(Data records)
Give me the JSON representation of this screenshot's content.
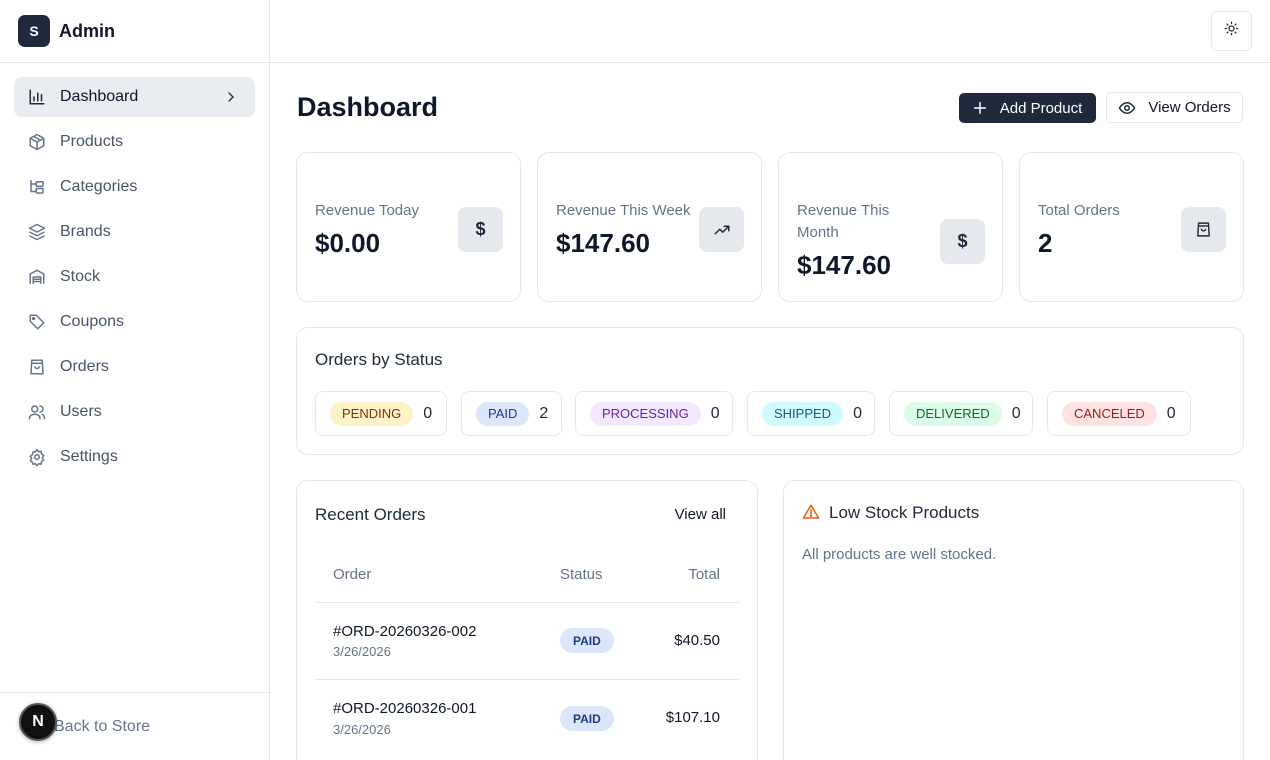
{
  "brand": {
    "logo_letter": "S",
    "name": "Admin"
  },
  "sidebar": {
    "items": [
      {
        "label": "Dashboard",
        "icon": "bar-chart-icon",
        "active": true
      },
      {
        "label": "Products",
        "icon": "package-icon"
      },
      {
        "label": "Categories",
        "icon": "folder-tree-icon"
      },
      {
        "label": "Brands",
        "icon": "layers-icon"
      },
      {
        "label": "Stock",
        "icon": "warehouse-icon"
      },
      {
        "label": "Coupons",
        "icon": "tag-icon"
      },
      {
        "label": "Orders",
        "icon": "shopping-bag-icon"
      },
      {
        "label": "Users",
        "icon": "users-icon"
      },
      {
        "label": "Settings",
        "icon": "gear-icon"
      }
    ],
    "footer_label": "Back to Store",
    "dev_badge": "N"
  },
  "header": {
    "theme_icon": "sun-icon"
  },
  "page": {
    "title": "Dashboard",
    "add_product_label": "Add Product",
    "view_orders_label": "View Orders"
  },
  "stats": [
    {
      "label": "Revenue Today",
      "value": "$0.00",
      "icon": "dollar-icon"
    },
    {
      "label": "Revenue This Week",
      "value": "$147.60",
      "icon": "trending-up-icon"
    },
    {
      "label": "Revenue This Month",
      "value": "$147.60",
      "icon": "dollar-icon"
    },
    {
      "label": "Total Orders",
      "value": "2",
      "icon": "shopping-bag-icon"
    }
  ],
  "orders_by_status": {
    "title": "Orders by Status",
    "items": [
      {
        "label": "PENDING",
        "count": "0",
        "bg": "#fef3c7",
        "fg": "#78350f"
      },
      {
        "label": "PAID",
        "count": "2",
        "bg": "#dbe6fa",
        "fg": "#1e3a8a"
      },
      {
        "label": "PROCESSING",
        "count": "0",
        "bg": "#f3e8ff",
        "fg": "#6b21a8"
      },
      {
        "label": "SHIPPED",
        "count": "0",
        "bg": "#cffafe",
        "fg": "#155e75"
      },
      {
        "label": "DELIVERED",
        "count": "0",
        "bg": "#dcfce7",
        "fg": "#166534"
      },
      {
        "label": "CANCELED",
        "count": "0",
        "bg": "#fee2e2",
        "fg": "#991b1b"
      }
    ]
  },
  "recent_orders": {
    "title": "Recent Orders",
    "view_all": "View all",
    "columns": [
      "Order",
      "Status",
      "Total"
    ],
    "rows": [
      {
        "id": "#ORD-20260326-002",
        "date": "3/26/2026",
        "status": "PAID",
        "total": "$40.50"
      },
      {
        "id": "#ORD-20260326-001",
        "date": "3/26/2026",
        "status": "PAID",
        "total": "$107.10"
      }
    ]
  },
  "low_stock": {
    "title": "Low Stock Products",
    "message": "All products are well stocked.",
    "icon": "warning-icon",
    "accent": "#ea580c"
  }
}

* * *

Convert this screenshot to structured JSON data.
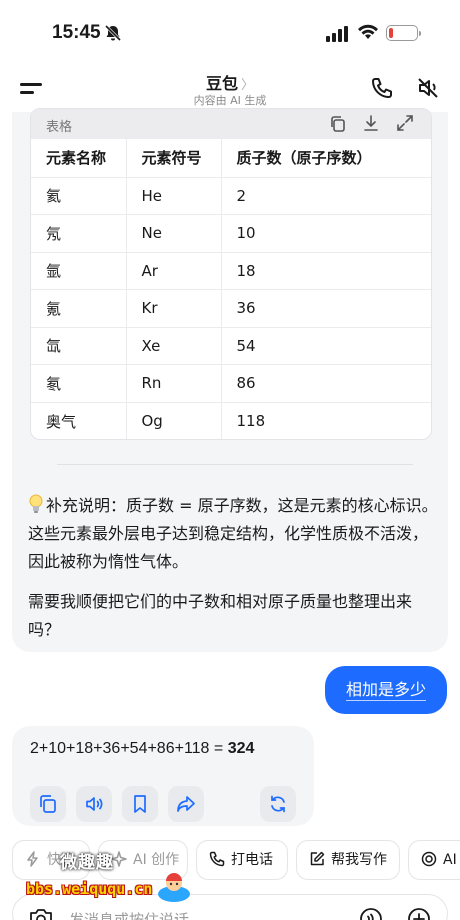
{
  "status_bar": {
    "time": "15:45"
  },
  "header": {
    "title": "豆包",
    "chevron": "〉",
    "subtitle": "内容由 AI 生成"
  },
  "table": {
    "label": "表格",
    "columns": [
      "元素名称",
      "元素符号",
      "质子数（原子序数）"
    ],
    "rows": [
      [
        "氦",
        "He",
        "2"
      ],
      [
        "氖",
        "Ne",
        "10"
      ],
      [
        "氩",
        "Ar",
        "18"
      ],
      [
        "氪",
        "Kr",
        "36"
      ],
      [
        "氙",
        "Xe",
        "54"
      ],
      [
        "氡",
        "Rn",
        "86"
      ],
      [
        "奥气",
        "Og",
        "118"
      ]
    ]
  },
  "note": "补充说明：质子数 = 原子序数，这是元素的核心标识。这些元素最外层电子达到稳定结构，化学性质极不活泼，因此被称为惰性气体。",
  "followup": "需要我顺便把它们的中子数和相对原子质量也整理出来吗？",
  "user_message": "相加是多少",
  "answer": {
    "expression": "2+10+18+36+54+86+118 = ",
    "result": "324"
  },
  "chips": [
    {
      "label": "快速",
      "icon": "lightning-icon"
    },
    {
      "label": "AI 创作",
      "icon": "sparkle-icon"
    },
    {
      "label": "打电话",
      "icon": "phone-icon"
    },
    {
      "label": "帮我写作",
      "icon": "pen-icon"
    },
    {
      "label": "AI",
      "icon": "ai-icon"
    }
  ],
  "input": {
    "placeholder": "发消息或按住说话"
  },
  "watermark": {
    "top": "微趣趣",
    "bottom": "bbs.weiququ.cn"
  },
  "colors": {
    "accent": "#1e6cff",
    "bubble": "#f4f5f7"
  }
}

--

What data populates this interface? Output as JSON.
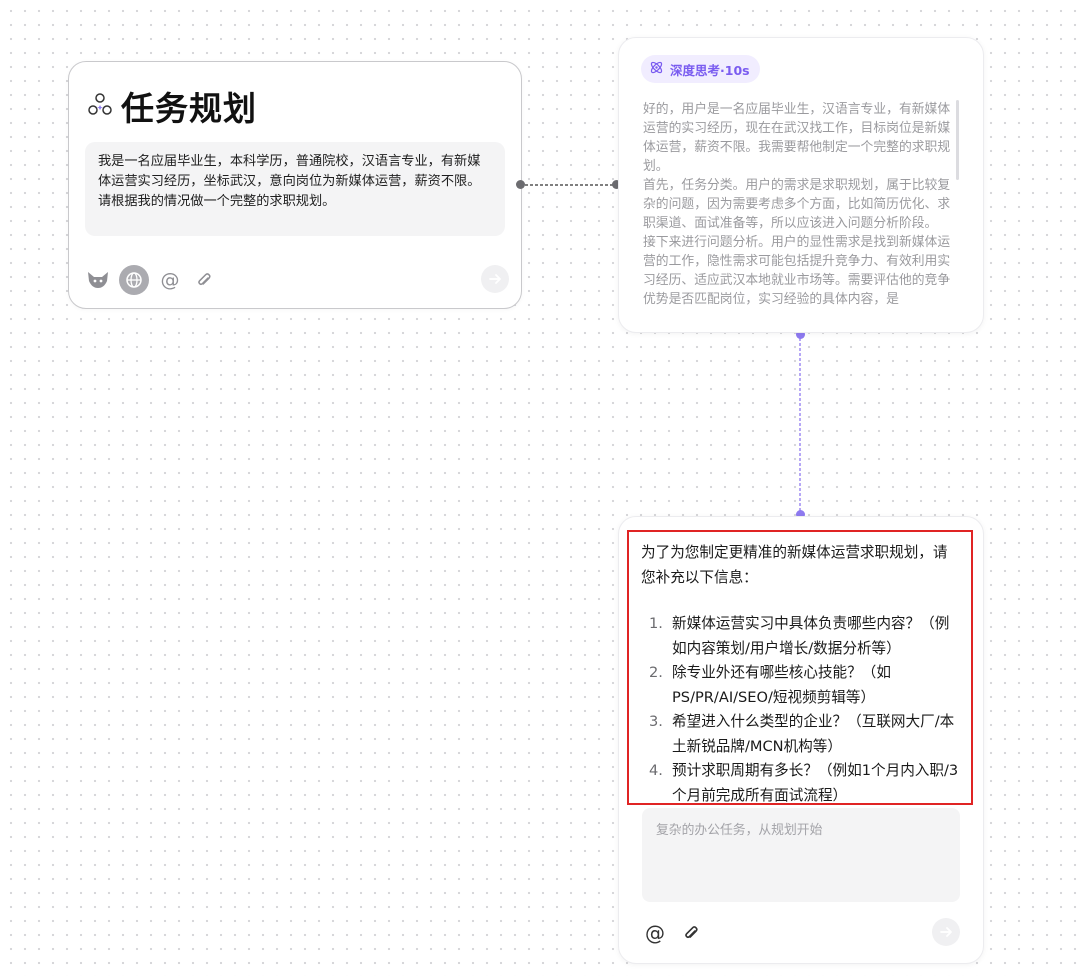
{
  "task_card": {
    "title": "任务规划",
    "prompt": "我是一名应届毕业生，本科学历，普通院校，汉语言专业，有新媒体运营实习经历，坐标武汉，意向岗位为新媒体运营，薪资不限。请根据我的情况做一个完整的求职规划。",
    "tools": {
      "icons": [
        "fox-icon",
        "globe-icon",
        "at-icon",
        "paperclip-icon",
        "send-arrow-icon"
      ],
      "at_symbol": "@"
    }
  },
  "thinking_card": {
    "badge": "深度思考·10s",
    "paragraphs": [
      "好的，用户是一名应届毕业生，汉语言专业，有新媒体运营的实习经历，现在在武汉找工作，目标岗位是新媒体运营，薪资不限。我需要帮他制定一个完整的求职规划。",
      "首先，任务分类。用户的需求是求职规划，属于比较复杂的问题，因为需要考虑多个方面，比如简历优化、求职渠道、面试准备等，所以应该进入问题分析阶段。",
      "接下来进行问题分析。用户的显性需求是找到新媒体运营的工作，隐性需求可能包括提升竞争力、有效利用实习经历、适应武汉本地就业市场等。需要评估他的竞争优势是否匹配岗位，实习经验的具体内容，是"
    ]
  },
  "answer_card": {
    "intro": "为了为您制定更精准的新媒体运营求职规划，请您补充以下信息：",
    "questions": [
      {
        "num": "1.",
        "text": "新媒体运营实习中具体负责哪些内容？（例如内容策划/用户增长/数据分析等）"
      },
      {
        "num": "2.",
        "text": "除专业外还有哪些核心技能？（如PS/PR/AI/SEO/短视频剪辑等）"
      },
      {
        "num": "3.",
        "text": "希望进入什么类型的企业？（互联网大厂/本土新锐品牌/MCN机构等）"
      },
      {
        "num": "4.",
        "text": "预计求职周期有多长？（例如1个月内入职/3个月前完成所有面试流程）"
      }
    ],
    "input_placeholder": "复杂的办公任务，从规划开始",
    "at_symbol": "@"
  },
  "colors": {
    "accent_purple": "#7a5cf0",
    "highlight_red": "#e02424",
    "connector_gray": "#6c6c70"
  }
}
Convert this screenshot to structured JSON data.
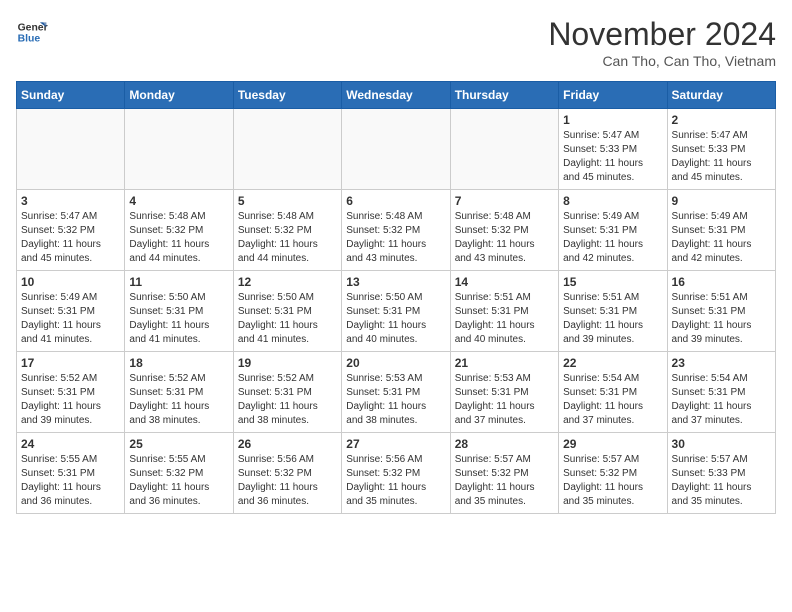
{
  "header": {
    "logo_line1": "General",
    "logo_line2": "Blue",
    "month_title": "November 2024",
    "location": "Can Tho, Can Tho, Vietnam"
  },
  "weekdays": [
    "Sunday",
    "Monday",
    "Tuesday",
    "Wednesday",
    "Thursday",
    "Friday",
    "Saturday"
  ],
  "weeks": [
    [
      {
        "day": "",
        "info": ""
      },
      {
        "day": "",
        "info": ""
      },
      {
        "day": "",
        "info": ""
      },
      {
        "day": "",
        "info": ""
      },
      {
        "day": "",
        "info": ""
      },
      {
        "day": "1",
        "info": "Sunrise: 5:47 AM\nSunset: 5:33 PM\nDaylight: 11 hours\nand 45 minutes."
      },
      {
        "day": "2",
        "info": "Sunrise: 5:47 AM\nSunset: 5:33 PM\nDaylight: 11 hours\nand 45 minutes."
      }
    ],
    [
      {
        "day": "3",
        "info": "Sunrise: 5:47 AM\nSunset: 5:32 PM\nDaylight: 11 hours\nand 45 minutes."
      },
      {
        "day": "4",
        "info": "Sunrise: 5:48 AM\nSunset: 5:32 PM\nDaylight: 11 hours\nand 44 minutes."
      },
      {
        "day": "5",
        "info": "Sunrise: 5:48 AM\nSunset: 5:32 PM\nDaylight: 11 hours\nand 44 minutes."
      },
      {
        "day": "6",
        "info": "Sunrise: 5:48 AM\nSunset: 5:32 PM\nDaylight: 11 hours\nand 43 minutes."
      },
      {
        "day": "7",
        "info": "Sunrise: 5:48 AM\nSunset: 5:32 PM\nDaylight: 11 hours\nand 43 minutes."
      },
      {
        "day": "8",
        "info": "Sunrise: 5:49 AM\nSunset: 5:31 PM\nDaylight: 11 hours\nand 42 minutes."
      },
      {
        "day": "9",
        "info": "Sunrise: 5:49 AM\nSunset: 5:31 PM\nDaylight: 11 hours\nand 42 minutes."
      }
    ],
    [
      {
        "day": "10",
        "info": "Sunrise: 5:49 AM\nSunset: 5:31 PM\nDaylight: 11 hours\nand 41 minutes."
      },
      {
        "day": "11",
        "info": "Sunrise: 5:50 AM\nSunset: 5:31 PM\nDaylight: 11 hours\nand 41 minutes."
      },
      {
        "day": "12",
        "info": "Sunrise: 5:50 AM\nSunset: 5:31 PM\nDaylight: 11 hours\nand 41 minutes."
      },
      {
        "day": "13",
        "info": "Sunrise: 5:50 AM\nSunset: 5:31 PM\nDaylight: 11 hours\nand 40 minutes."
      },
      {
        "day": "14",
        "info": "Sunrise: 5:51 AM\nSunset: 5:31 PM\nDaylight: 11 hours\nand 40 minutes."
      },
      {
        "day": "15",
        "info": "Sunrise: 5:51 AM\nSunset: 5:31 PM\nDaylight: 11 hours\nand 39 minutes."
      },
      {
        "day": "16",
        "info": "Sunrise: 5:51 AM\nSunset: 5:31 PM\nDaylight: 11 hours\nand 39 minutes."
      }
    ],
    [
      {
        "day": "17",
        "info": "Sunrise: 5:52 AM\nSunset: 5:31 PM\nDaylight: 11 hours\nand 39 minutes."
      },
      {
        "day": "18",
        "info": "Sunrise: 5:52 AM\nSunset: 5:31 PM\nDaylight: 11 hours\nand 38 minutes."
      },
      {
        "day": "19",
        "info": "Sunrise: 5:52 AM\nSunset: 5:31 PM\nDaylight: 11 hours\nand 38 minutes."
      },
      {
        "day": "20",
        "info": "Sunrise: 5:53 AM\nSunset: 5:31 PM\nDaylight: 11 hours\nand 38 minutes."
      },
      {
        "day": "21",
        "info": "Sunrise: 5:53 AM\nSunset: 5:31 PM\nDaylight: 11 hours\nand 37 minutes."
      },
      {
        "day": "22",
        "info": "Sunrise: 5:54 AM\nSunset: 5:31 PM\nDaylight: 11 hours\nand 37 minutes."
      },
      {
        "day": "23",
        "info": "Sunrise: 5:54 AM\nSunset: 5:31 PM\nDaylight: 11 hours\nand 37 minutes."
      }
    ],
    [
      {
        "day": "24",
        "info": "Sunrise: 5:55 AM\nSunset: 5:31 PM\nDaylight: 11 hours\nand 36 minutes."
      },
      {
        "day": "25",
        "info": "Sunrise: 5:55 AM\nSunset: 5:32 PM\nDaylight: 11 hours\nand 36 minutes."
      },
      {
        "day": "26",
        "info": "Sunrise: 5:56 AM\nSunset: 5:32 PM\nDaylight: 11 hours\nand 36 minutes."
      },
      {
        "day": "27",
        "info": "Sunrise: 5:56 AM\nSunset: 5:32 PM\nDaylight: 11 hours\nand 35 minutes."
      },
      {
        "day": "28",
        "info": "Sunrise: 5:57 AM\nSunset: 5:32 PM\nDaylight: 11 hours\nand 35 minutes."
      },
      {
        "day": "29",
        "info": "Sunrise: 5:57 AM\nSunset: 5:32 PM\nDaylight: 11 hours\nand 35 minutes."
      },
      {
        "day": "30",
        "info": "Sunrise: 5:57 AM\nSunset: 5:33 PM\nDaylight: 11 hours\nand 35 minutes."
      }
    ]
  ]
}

> **YOUR INSTRUCTIONS**: Choose all lines containing the string "薪资不限" and copy them out.

> **RESULT FOR THIS TASK**:
    "prompt": "我是一名应届毕业生，本科学历，普通院校，汉语言专业，有新媒体运营实习经历，坐标武汉，意向岗位为新媒体运营，薪资不限。请根据我的情况做一个完整的求职规划。",
      "好的，用户是一名应届毕业生，汉语言专业，有新媒体运营的实习经历，现在在武汉找工作，目标岗位是新媒体运营，薪资不限。我需要帮他制定一个完整的求职规划。",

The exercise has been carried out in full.